* Aim *
Could you edit the dataset items, starting at the line that has "path-item-span[interactable]: span (72, 521, 98, 535)" and stopping after the line that has "subscript-icon: x₂ (135, 53, 147, 67)", so that "interactable" becomes "clickable" with nothing else altered, and give back only those lines?

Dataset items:
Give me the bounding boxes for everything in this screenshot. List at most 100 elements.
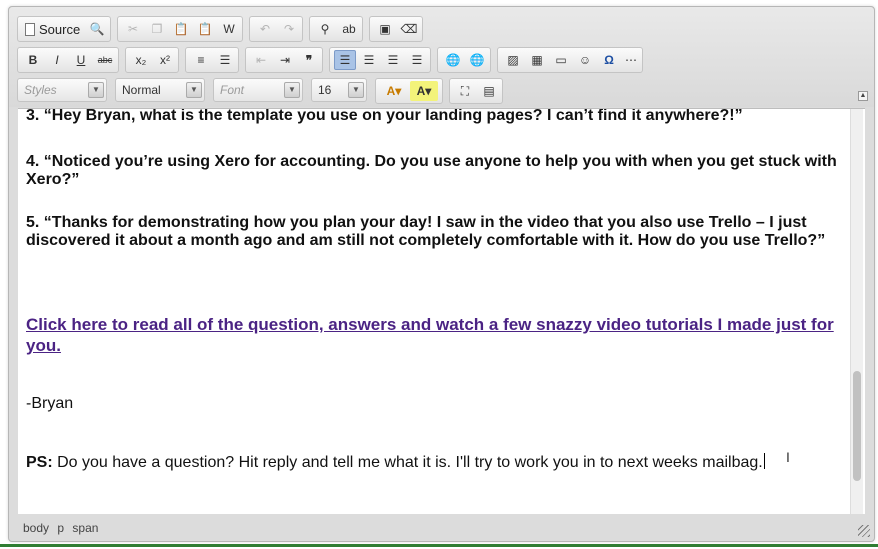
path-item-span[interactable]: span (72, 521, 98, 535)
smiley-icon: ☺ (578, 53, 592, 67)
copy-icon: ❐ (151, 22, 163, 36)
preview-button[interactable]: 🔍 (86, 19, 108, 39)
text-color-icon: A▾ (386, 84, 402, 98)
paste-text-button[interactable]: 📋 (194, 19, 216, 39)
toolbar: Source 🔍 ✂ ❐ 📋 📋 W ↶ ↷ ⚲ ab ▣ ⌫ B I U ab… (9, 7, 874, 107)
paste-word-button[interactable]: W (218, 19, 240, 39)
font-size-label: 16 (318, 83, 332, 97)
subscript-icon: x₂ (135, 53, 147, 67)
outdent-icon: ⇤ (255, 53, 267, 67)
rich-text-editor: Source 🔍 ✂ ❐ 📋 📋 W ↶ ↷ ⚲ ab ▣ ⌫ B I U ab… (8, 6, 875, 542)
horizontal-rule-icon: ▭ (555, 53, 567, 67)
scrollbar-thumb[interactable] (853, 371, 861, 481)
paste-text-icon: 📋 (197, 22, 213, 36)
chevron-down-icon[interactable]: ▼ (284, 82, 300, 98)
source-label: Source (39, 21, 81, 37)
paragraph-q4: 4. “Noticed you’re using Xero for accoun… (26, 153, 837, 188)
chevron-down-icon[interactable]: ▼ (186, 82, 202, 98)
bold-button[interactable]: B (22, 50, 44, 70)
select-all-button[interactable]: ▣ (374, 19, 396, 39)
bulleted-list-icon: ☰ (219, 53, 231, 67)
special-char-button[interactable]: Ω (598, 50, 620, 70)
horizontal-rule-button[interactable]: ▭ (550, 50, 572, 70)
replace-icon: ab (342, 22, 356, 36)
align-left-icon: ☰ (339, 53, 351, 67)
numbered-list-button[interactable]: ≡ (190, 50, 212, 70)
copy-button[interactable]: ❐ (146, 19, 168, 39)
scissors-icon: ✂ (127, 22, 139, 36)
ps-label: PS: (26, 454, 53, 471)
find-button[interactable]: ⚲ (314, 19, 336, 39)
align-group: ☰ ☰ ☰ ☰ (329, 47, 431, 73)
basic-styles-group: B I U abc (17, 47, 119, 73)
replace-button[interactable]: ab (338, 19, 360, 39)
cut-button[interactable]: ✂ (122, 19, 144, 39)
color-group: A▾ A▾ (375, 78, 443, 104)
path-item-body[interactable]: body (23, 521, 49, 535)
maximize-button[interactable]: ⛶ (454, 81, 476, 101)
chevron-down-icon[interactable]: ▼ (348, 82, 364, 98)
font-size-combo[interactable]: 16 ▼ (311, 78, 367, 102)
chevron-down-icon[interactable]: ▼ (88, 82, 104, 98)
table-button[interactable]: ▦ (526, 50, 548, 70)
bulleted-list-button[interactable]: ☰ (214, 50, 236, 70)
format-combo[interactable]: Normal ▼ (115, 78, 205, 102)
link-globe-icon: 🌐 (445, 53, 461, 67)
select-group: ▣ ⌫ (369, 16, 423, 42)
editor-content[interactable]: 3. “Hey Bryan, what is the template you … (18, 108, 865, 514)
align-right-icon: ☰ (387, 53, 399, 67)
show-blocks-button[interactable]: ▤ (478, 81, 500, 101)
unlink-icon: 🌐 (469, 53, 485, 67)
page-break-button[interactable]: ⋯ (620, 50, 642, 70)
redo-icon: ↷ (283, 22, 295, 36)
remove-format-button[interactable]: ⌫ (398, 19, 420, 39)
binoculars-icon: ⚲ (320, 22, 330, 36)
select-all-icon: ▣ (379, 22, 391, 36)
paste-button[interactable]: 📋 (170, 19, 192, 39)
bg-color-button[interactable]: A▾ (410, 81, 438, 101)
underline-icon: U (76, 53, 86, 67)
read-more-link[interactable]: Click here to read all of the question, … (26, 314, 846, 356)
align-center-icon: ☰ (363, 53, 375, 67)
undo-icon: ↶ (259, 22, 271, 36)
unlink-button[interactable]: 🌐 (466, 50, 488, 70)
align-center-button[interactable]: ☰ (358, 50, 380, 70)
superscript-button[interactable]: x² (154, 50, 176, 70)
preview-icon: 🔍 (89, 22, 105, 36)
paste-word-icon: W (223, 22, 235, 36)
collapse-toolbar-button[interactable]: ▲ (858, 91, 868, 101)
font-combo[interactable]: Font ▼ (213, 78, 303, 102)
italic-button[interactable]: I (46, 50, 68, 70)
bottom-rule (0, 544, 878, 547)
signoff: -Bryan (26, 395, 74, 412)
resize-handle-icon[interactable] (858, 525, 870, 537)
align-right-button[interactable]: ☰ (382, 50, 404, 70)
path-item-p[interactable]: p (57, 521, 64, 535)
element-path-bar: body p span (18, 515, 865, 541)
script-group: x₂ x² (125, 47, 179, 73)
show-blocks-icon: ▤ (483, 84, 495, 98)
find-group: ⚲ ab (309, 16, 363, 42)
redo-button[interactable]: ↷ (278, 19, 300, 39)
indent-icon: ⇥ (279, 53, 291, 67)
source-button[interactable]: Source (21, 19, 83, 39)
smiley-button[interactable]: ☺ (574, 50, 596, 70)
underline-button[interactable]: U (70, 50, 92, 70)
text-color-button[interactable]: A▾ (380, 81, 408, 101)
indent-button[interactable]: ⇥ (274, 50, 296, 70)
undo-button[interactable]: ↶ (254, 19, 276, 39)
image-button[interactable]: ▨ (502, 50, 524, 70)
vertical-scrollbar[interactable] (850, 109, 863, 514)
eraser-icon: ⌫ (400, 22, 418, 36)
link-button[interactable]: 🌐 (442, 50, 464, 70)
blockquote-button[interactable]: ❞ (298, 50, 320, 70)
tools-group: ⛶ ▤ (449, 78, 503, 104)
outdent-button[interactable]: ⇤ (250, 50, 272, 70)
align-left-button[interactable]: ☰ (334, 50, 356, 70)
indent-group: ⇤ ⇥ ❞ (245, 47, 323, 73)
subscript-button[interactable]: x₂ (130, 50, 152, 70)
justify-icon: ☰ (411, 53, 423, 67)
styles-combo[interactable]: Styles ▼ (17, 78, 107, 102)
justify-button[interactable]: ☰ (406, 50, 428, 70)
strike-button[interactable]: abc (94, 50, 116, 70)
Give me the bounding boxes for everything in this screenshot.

* Worked answer *
path-item-span[clickable]: span (72, 521, 98, 535)
smiley-icon: ☺ (578, 53, 592, 67)
copy-icon: ❐ (151, 22, 163, 36)
preview-button[clickable]: 🔍 (86, 19, 108, 39)
text-color-icon: A▾ (386, 84, 402, 98)
paste-text-button[clickable]: 📋 (194, 19, 216, 39)
toolbar: Source 🔍 ✂ ❐ 📋 📋 W ↶ ↷ ⚲ ab ▣ ⌫ B I U ab… (9, 7, 874, 107)
paste-word-button[clickable]: W (218, 19, 240, 39)
font-size-label: 16 (318, 83, 332, 97)
subscript-icon: x₂ (135, 53, 147, 67)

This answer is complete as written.